Exercise inputs section start

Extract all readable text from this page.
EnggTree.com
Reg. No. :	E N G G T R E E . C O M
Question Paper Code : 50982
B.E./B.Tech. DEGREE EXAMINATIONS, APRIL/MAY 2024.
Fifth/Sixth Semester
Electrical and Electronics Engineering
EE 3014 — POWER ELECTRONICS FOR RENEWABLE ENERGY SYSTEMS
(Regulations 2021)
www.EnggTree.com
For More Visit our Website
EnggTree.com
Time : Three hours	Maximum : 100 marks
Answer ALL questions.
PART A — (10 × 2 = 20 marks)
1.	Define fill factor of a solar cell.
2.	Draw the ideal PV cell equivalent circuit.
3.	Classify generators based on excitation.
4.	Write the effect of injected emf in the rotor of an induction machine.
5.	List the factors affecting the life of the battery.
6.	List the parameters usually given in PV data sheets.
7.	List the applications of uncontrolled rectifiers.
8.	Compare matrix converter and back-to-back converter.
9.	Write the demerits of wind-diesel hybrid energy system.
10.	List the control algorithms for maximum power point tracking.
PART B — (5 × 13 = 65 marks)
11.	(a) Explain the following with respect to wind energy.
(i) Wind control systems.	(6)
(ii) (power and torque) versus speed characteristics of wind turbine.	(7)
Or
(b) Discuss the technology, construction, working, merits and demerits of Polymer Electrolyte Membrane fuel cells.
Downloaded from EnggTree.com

Exercise inputs section end

■ Task statement ■
Every line of the records should be reproduced exactly.

■ Output ■
Extract all readable text from this page.
EnggTree.com
Reg. No. :	E N G G T R E E . C O M
Question Paper Code : 50982
B.E./B.Tech. DEGREE EXAMINATIONS, APRIL/MAY 2024.
Fifth/Sixth Semester
Electrical and Electronics Engineering
EE 3014 — POWER ELECTRONICS FOR RENEWABLE ENERGY SYSTEMS
(Regulations 2021)
www.EnggTree.com
For More Visit our Website
EnggTree.com
Time : Three hours	Maximum : 100 marks
Answer ALL questions.
PART A — (10 × 2 = 20 marks)
1.	Define fill factor of a solar cell.
2.	Draw the ideal PV cell equivalent circuit.
3.	Classify generators based on excitation.
4.	Write the effect of injected emf in the rotor of an induction machine.
5.	List the factors affecting the life of the battery.
6.	List the parameters usually given in PV data sheets.
7.	List the applications of uncontrolled rectifiers.
8.	Compare matrix converter and back-to-back converter.
9.	Write the demerits of wind-diesel hybrid energy system.
10.	List the control algorithms for maximum power point tracking.
PART B — (5 × 13 = 65 marks)
11.	(a) Explain the following with respect to wind energy.
(i) Wind control systems.	(6)
(ii) (power and torque) versus speed characteristics of wind turbine.	(7)
Or
(b) Discuss the technology, construction, working, merits and demerits of Polymer Electrolyte Membrane fuel cells.
Downloaded from EnggTree.com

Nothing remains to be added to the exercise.